(Data tied to figure images)
###

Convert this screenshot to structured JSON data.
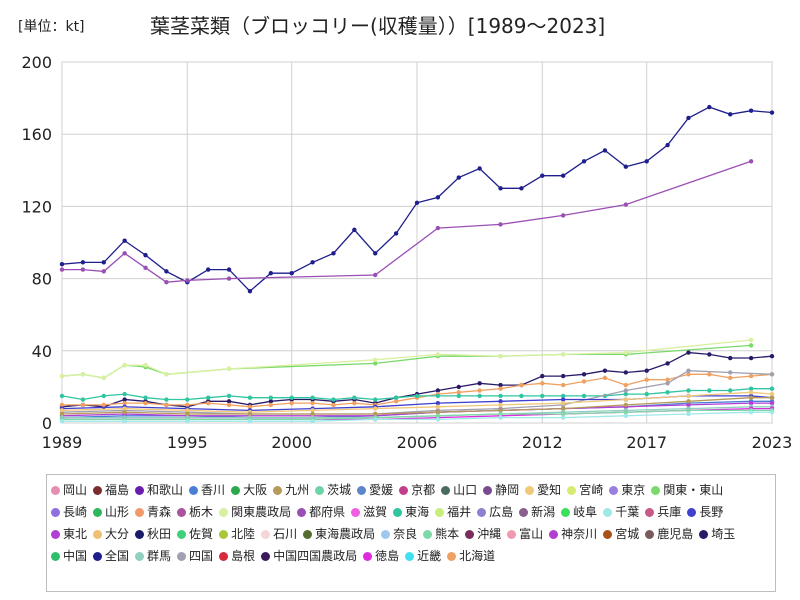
{
  "chart_data": {
    "type": "line",
    "title": "葉茎菜類（ブロッコリー(収穫量））[1989～2023]",
    "unit_label": "[単位：kt]",
    "xlim": [
      1989,
      2023
    ],
    "ylim": [
      0,
      200
    ],
    "yticks": [
      0,
      40,
      80,
      120,
      160,
      200
    ],
    "xticks": [
      1989,
      1995,
      2000,
      2006,
      2012,
      2017,
      2023
    ],
    "grid": true,
    "legend_position": "bottom",
    "legend": [
      {
        "name": "岡山",
        "color": "#e38fb0"
      },
      {
        "name": "福島",
        "color": "#7b2d2d"
      },
      {
        "name": "和歌山",
        "color": "#6a1bb0"
      },
      {
        "name": "香川",
        "color": "#4a7fd6"
      },
      {
        "name": "大阪",
        "color": "#2aa84a"
      },
      {
        "name": "九州",
        "color": "#b59a5a"
      },
      {
        "name": "茨城",
        "color": "#6ed3a6"
      },
      {
        "name": "愛媛",
        "color": "#5b86c9"
      },
      {
        "name": "京都",
        "color": "#c43d8a"
      },
      {
        "name": "山口",
        "color": "#4a6b60"
      },
      {
        "name": "静岡",
        "color": "#7a4a8f"
      },
      {
        "name": "愛知",
        "color": "#f1c77a"
      },
      {
        "name": "宮崎",
        "color": "#d8ea72"
      },
      {
        "name": "東京",
        "color": "#9b7fe0"
      },
      {
        "name": "関東・東山",
        "color": "#7ad96a"
      },
      {
        "name": "長崎",
        "color": "#8f6fe0"
      },
      {
        "name": "山形",
        "color": "#2fb85a"
      },
      {
        "name": "青森",
        "color": "#f09a6a"
      },
      {
        "name": "栃木",
        "color": "#a8539b"
      },
      {
        "name": "関東農政局",
        "color": "#d8f0a0"
      },
      {
        "name": "都府県",
        "color": "#9b4fb5"
      },
      {
        "name": "滋賀",
        "color": "#ef5fe0"
      },
      {
        "name": "東海",
        "color": "#2fc5a0"
      },
      {
        "name": "福井",
        "color": "#c8ee7a"
      },
      {
        "name": "広島",
        "color": "#8f7fd0"
      },
      {
        "name": "新潟",
        "color": "#8a5f8f"
      },
      {
        "name": "岐阜",
        "color": "#3be05a"
      },
      {
        "name": "千葉",
        "color": "#9fe8e8"
      },
      {
        "name": "兵庫",
        "color": "#c85a8a"
      },
      {
        "name": "長野",
        "color": "#3f3fd0"
      },
      {
        "name": "東北",
        "color": "#b13fd6"
      },
      {
        "name": "大分",
        "color": "#f0c070"
      },
      {
        "name": "秋田",
        "color": "#1b1b6a"
      },
      {
        "name": "佐賀",
        "color": "#3fd07a"
      },
      {
        "name": "北陸",
        "color": "#a8c83a"
      },
      {
        "name": "石川",
        "color": "#f5d5d5"
      },
      {
        "name": "東海農政局",
        "color": "#556b2f"
      },
      {
        "name": "奈良",
        "color": "#9fc8ef"
      },
      {
        "name": "熊本",
        "color": "#7fd8a8"
      },
      {
        "name": "沖縄",
        "color": "#7a2d5a"
      },
      {
        "name": "富山",
        "color": "#f09ab0"
      },
      {
        "name": "神奈川",
        "color": "#b040d0"
      },
      {
        "name": "宮城",
        "color": "#a8521a"
      },
      {
        "name": "鹿児島",
        "color": "#7a5a5a"
      },
      {
        "name": "埼玉",
        "color": "#2a1a6a"
      },
      {
        "name": "中国",
        "color": "#2fbf6a"
      },
      {
        "name": "全国",
        "color": "#1e1e8c"
      },
      {
        "name": "群馬",
        "color": "#8fd0c0"
      },
      {
        "name": "四国",
        "color": "#a0a0b0"
      },
      {
        "name": "島根",
        "color": "#d82a3a"
      },
      {
        "name": "中国四国農政局",
        "color": "#3a1a5a"
      },
      {
        "name": "徳島",
        "color": "#e02ae0"
      },
      {
        "name": "近畿",
        "color": "#40e0f0"
      },
      {
        "name": "北海道",
        "color": "#f0a060"
      }
    ],
    "series": [
      {
        "name": "全国",
        "color": "#1e1e8c",
        "x": [
          1989,
          1990,
          1991,
          1992,
          1993,
          1994,
          1995,
          1996,
          1997,
          1998,
          1999,
          2000,
          2001,
          2002,
          2003,
          2004,
          2005,
          2006,
          2007,
          2008,
          2009,
          2010,
          2011,
          2012,
          2013,
          2014,
          2015,
          2016,
          2017,
          2018,
          2019,
          2020,
          2021,
          2022,
          2023
        ],
        "y": [
          88,
          89,
          89,
          101,
          93,
          84,
          78,
          85,
          85,
          73,
          83,
          83,
          89,
          94,
          107,
          94,
          105,
          122,
          125,
          136,
          141,
          130,
          130,
          137,
          137,
          145,
          151,
          142,
          145,
          154,
          169,
          175,
          171,
          173,
          172
        ]
      },
      {
        "name": "都府県",
        "color": "#9b4fb5",
        "x": [
          1989,
          1990,
          1991,
          1992,
          1993,
          1994,
          1995,
          1997,
          2004,
          2007,
          2010,
          2013,
          2016,
          2022
        ],
        "y": [
          85,
          85,
          84,
          94,
          86,
          78,
          79,
          80,
          82,
          108,
          110,
          115,
          121,
          145
        ]
      },
      {
        "name": "関東・東山",
        "color": "#7ad96a",
        "x": [
          1989,
          1990,
          1991,
          1992,
          1993,
          1994,
          1997,
          2004,
          2007,
          2010,
          2013,
          2016,
          2022
        ],
        "y": [
          26,
          27,
          25,
          32,
          31,
          27,
          30,
          33,
          37,
          37,
          38,
          38,
          43
        ]
      },
      {
        "name": "関東農政局",
        "color": "#d8f0a0",
        "x": [
          1989,
          1990,
          1991,
          1992,
          1993,
          1994,
          1997,
          2004,
          2007,
          2010,
          2013,
          2016,
          2022
        ],
        "y": [
          26,
          27,
          25,
          32,
          32,
          27,
          30,
          35,
          38,
          37,
          38,
          39,
          46
        ]
      },
      {
        "name": "埼玉",
        "color": "#2a1a6a",
        "x": [
          1989,
          1990,
          1991,
          1992,
          1993,
          1994,
          1995,
          1996,
          1997,
          1998,
          1999,
          2000,
          2001,
          2002,
          2003,
          2004,
          2005,
          2006,
          2007,
          2008,
          2009,
          2010,
          2011,
          2012,
          2013,
          2014,
          2015,
          2016,
          2017,
          2018,
          2019,
          2020,
          2021,
          2022,
          2023
        ],
        "y": [
          9,
          10,
          9,
          13,
          12,
          10,
          9,
          12,
          12,
          10,
          12,
          13,
          13,
          12,
          13,
          11,
          14,
          16,
          18,
          20,
          22,
          21,
          21,
          26,
          26,
          27,
          29,
          28,
          29,
          33,
          39,
          38,
          36,
          36,
          37
        ]
      },
      {
        "name": "北海道",
        "color": "#f0a060",
        "x": [
          1989,
          1990,
          1991,
          1992,
          1993,
          1994,
          1995,
          1996,
          1997,
          1998,
          1999,
          2000,
          2001,
          2002,
          2003,
          2004,
          2005,
          2006,
          2007,
          2008,
          2009,
          2010,
          2011,
          2012,
          2013,
          2014,
          2015,
          2016,
          2017,
          2018,
          2019,
          2020,
          2021,
          2022,
          2023
        ],
        "y": [
          10,
          10,
          10,
          11,
          11,
          10,
          10,
          11,
          10,
          9,
          10,
          11,
          11,
          10,
          11,
          10,
          12,
          14,
          16,
          17,
          18,
          19,
          21,
          22,
          21,
          23,
          25,
          21,
          24,
          24,
          27,
          27,
          25,
          26,
          27
        ]
      },
      {
        "name": "東海",
        "color": "#2fc5a0",
        "x": [
          1989,
          1990,
          1991,
          1992,
          1993,
          1994,
          1995,
          1996,
          1997,
          1998,
          1999,
          2000,
          2001,
          2002,
          2003,
          2004,
          2005,
          2006,
          2007,
          2008,
          2009,
          2010,
          2011,
          2012,
          2013,
          2014,
          2015,
          2016,
          2017,
          2018,
          2019,
          2020,
          2021,
          2022,
          2023
        ],
        "y": [
          15,
          13,
          15,
          16,
          14,
          13,
          13,
          14,
          15,
          14,
          14,
          14,
          14,
          13,
          14,
          13,
          14,
          15,
          15,
          15,
          15,
          15,
          15,
          15,
          15,
          15,
          15,
          16,
          16,
          17,
          18,
          18,
          18,
          19,
          19
        ]
      },
      {
        "name": "四国",
        "color": "#a0a0b0",
        "x": [
          1989,
          1992,
          1995,
          1998,
          2001,
          2004,
          2007,
          2010,
          2013,
          2016,
          2018,
          2019,
          2021,
          2023
        ],
        "y": [
          6,
          7,
          6,
          5,
          5,
          5,
          7,
          8,
          10,
          18,
          22,
          29,
          28,
          27
        ]
      },
      {
        "name": "長野",
        "color": "#3f3fd0",
        "x": [
          1989,
          1992,
          1995,
          1998,
          2001,
          2004,
          2007,
          2010,
          2013,
          2016,
          2019,
          2022,
          2023
        ],
        "y": [
          8,
          9,
          8,
          7,
          8,
          9,
          11,
          12,
          13,
          13,
          15,
          15,
          14
        ]
      },
      {
        "name": "愛知",
        "color": "#f1c77a",
        "x": [
          1989,
          1992,
          1995,
          1998,
          2001,
          2004,
          2007,
          2010,
          2013,
          2016,
          2019,
          2022,
          2023
        ],
        "y": [
          7,
          8,
          7,
          6,
          7,
          8,
          9,
          10,
          11,
          13,
          15,
          17,
          16
        ]
      },
      {
        "name": "香川",
        "color": "#4a7fd6",
        "x": [
          1989,
          1992,
          1995,
          1998,
          2001,
          2004,
          2007,
          2010,
          2013,
          2016,
          2019,
          2022,
          2023
        ],
        "y": [
          3,
          4,
          4,
          3,
          3,
          4,
          6,
          7,
          8,
          9,
          11,
          12,
          12
        ]
      },
      {
        "name": "東北",
        "color": "#b13fd6",
        "x": [
          1989,
          1992,
          1995,
          1998,
          2001,
          2004,
          2007,
          2010,
          2013,
          2016,
          2019,
          2022,
          2023
        ],
        "y": [
          4,
          5,
          4,
          4,
          4,
          4,
          6,
          7,
          8,
          9,
          10,
          11,
          11
        ]
      },
      {
        "name": "九州",
        "color": "#b59a5a",
        "x": [
          1989,
          1992,
          1995,
          1998,
          2001,
          2004,
          2007,
          2010,
          2013,
          2016,
          2019,
          2022,
          2023
        ],
        "y": [
          5,
          6,
          5,
          5,
          5,
          5,
          6,
          7,
          8,
          10,
          12,
          14,
          14
        ]
      },
      {
        "name": "群馬",
        "color": "#8fd0c0",
        "x": [
          1989,
          1992,
          1995,
          1998,
          2001,
          2004,
          2007,
          2010,
          2013,
          2016,
          2019,
          2022,
          2023
        ],
        "y": [
          3,
          3,
          3,
          3,
          3,
          3,
          4,
          5,
          6,
          7,
          8,
          9,
          9
        ]
      },
      {
        "name": "徳島",
        "color": "#e02ae0",
        "x": [
          1989,
          1992,
          1995,
          1998,
          2001,
          2004,
          2007,
          2010,
          2013,
          2016,
          2019,
          2022,
          2023
        ],
        "y": [
          2,
          2,
          2,
          2,
          2,
          2,
          3,
          4,
          5,
          6,
          7,
          8,
          8
        ]
      },
      {
        "name": "熊本",
        "color": "#7fd8a8",
        "x": [
          1989,
          1992,
          1995,
          1998,
          2001,
          2004,
          2007,
          2010,
          2013,
          2016,
          2019,
          2022,
          2023
        ],
        "y": [
          2,
          2,
          2,
          2,
          2,
          3,
          4,
          5,
          5,
          6,
          7,
          7,
          7
        ]
      },
      {
        "name": "千葉",
        "color": "#9fe8e8",
        "x": [
          1989,
          1992,
          1995,
          1998,
          2001,
          2004,
          2007,
          2010,
          2013,
          2016,
          2019,
          2022,
          2023
        ],
        "y": [
          1,
          1,
          1,
          1,
          1,
          2,
          2,
          3,
          3,
          4,
          5,
          6,
          6
        ]
      }
    ]
  }
}
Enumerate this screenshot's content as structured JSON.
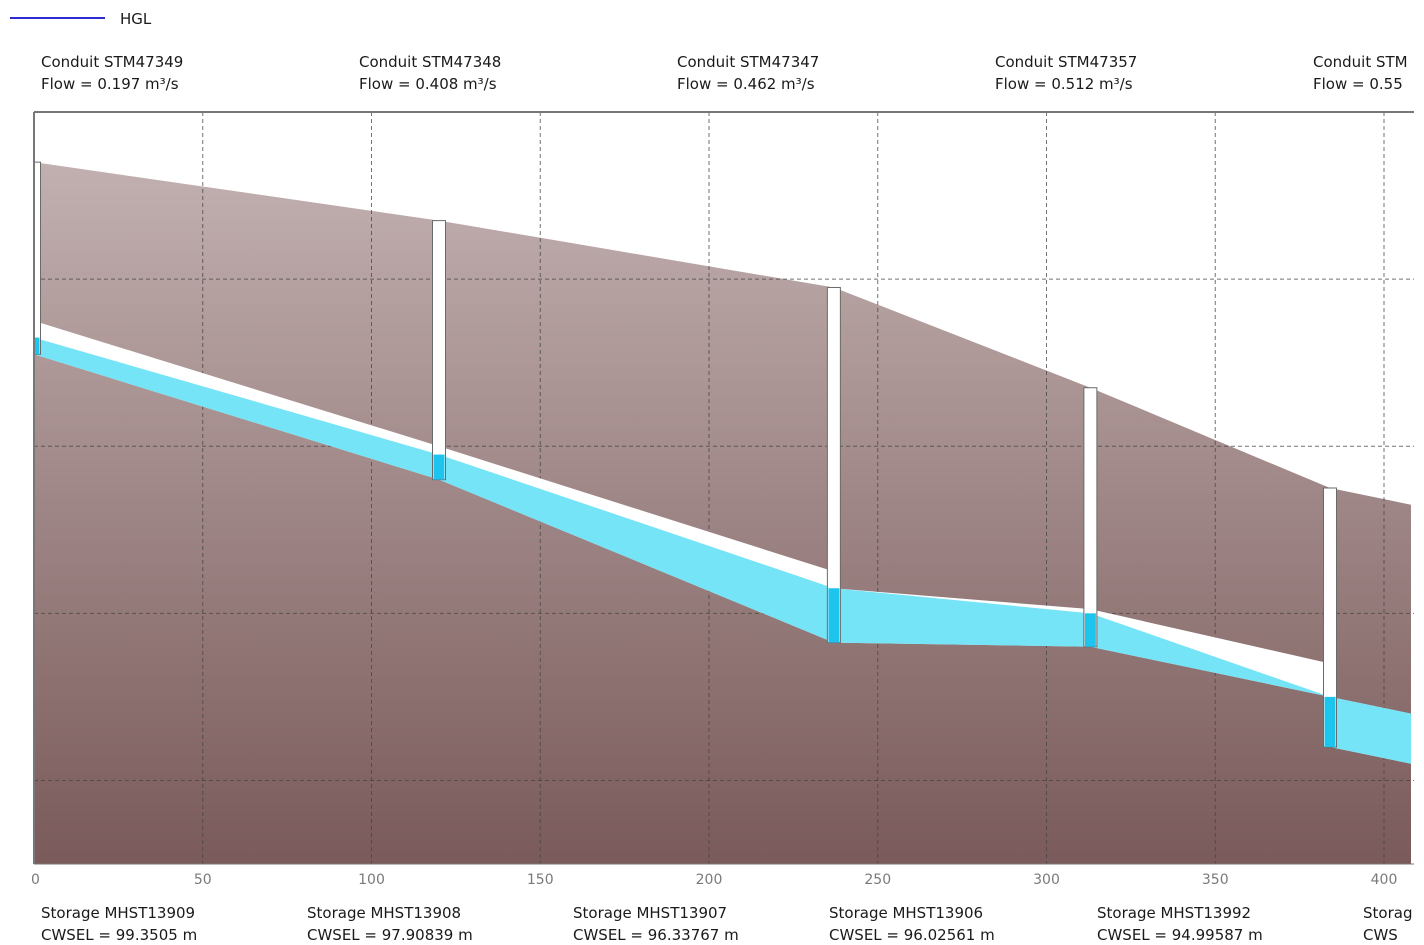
{
  "legend": {
    "label": "HGL",
    "color": "#2c2cd0"
  },
  "colors": {
    "ground_top": "#c2b0b0",
    "ground_bottom": "#7a5a5a",
    "water": "#74e4f6",
    "water_in_manhole": "#1cc4ee",
    "pipe": "#ffffff",
    "grid": "#444444",
    "axis": "#777777"
  },
  "chart_data": {
    "type": "profile",
    "xlabel": "",
    "ylabel": "",
    "xlim": [
      0,
      408
    ],
    "ylim": [
      0,
      9
    ],
    "x_ticks": [
      0,
      50,
      100,
      150,
      200,
      250,
      300,
      350,
      400
    ],
    "grid": true,
    "legend_position": "top-left",
    "conduits": [
      {
        "label": "Conduit STM47349",
        "flow": "Flow = 0.197 m³/s",
        "from_x": 0,
        "to_x": 120
      },
      {
        "label": "Conduit STM47348",
        "flow": "Flow = 0.408 m³/s",
        "from_x": 120,
        "to_x": 237
      },
      {
        "label": "Conduit STM47347",
        "flow": "Flow = 0.462 m³/s",
        "from_x": 237,
        "to_x": 313
      },
      {
        "label": "Conduit STM47357",
        "flow": "Flow = 0.512 m³/s",
        "from_x": 313,
        "to_x": 384
      },
      {
        "label": "Conduit STM",
        "flow": "Flow = 0.55",
        "from_x": 384,
        "to_x": 408
      }
    ],
    "storages": [
      {
        "label": "Storage MHST13909",
        "cwsel": "CWSEL = 99.3505 m"
      },
      {
        "label": "Storage MHST13908",
        "cwsel": "CWSEL = 97.90839 m"
      },
      {
        "label": "Storage MHST13907",
        "cwsel": "CWSEL = 96.33767 m"
      },
      {
        "label": "Storage MHST13906",
        "cwsel": "CWSEL = 96.02561 m"
      },
      {
        "label": "Storage MHST13992",
        "cwsel": "CWSEL = 94.99587 m"
      },
      {
        "label": "Storag",
        "cwsel": "CWS"
      }
    ],
    "ground": {
      "x": [
        0,
        120,
        237,
        313,
        384,
        408
      ],
      "y": [
        8.4,
        7.7,
        6.9,
        5.7,
        4.5,
        4.3
      ]
    },
    "manholes": [
      {
        "x": 0,
        "rim": 8.4,
        "invert": 6.1,
        "water": 6.3
      },
      {
        "x": 120,
        "rim": 7.7,
        "invert": 4.6,
        "water": 4.9
      },
      {
        "x": 237,
        "rim": 6.9,
        "invert": 2.65,
        "water": 3.3
      },
      {
        "x": 313,
        "rim": 5.7,
        "invert": 2.6,
        "water": 3.0
      },
      {
        "x": 384,
        "rim": 4.5,
        "invert": 1.4,
        "water": 2.0
      }
    ],
    "pipes": [
      {
        "x1": 0,
        "x2": 120,
        "invert1": 6.1,
        "invert2": 4.6,
        "crown1": 6.5,
        "crown2": 5.0,
        "water1": 6.3,
        "water2": 4.9
      },
      {
        "x1": 120,
        "x2": 237,
        "invert1": 4.6,
        "invert2": 2.65,
        "crown1": 5.0,
        "crown2": 3.5,
        "water1": 4.9,
        "water2": 3.3
      },
      {
        "x1": 237,
        "x2": 313,
        "invert1": 2.65,
        "invert2": 2.6,
        "crown1": 3.3,
        "crown2": 3.05,
        "water1": 3.3,
        "water2": 3.0
      },
      {
        "x1": 313,
        "x2": 384,
        "invert1": 2.6,
        "invert2": 2.0,
        "crown1": 3.05,
        "crown2": 2.4,
        "water1": 3.0,
        "water2": 2.0
      },
      {
        "x1": 384,
        "x2": 408,
        "invert1": 1.4,
        "invert2": 1.2,
        "crown1": 2.0,
        "crown2": 1.8,
        "water1": 2.0,
        "water2": 1.8
      }
    ]
  }
}
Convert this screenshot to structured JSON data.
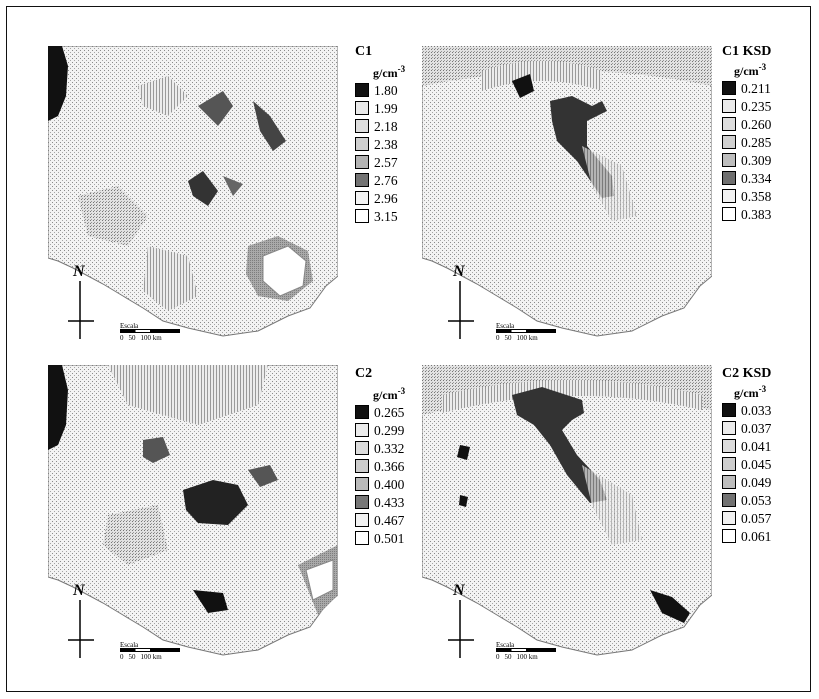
{
  "panels": [
    {
      "title": "C1",
      "unit": "g/cm",
      "unit_exp": "-3",
      "classes": [
        {
          "value": "1.80",
          "color": "#111111"
        },
        {
          "value": "1.99",
          "color": "#e9e9e9"
        },
        {
          "value": "2.18",
          "color": "#dedede"
        },
        {
          "value": "2.38",
          "color": "#cfcfcf"
        },
        {
          "value": "2.57",
          "color": "#b3b3b3"
        },
        {
          "value": "2.76",
          "color": "#737373"
        },
        {
          "value": "2.96",
          "color": "#f4f4f4"
        },
        {
          "value": "3.15",
          "color": "#ffffff"
        }
      ]
    },
    {
      "title": "C1 KSD",
      "unit": "g/cm",
      "unit_exp": "-3",
      "classes": [
        {
          "value": "0.211",
          "color": "#111111"
        },
        {
          "value": "0.235",
          "color": "#eaeaea"
        },
        {
          "value": "0.260",
          "color": "#dddddd"
        },
        {
          "value": "0.285",
          "color": "#d0d0d0"
        },
        {
          "value": "0.309",
          "color": "#bdbdbd"
        },
        {
          "value": "0.334",
          "color": "#6f6f6f"
        },
        {
          "value": "0.358",
          "color": "#f2f2f2"
        },
        {
          "value": "0.383",
          "color": "#ffffff"
        }
      ]
    },
    {
      "title": "C2",
      "unit": "g/cm",
      "unit_exp": "-3",
      "classes": [
        {
          "value": "0.265",
          "color": "#111111"
        },
        {
          "value": "0.299",
          "color": "#ebebeb"
        },
        {
          "value": "0.332",
          "color": "#dcdcdc"
        },
        {
          "value": "0.366",
          "color": "#cdcdcd"
        },
        {
          "value": "0.400",
          "color": "#bababa"
        },
        {
          "value": "0.433",
          "color": "#777777"
        },
        {
          "value": "0.467",
          "color": "#f2f2f2"
        },
        {
          "value": "0.501",
          "color": "#ffffff"
        }
      ]
    },
    {
      "title": "C2 KSD",
      "unit": "g/cm",
      "unit_exp": "-3",
      "classes": [
        {
          "value": "0.033",
          "color": "#111111"
        },
        {
          "value": "0.037",
          "color": "#ebebeb"
        },
        {
          "value": "0.041",
          "color": "#dcdcdc"
        },
        {
          "value": "0.045",
          "color": "#cdcdcd"
        },
        {
          "value": "0.049",
          "color": "#bdbdbd"
        },
        {
          "value": "0.053",
          "color": "#727272"
        },
        {
          "value": "0.057",
          "color": "#f1f1f1"
        },
        {
          "value": "0.061",
          "color": "#ffffff"
        }
      ]
    }
  ],
  "north_label": "N",
  "scale_bar": {
    "label": "Escala",
    "ticks": [
      "0",
      "50",
      "100 km"
    ]
  }
}
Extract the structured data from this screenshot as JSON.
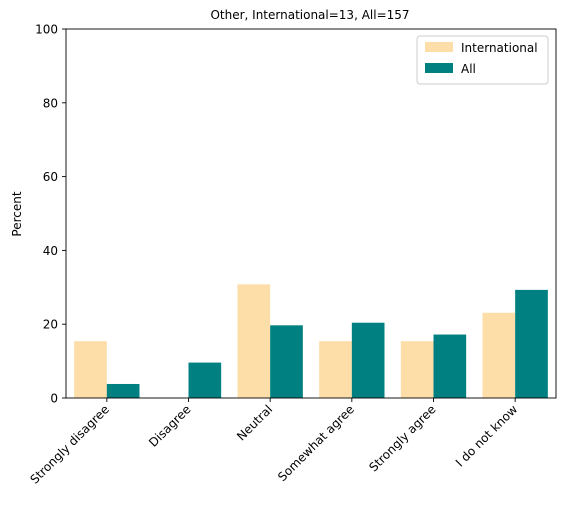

###

Filter the records above for lines containing the word "screenshot", and copy those lines.

▸ **RESPONSE TO THIS EXERCISE**
Convert this screenshot to structured JSON data.
Enumerate this screenshot's content as structured JSON.
Convert this screenshot to structured JSON data.
Extract the structured data from this screenshot as JSON.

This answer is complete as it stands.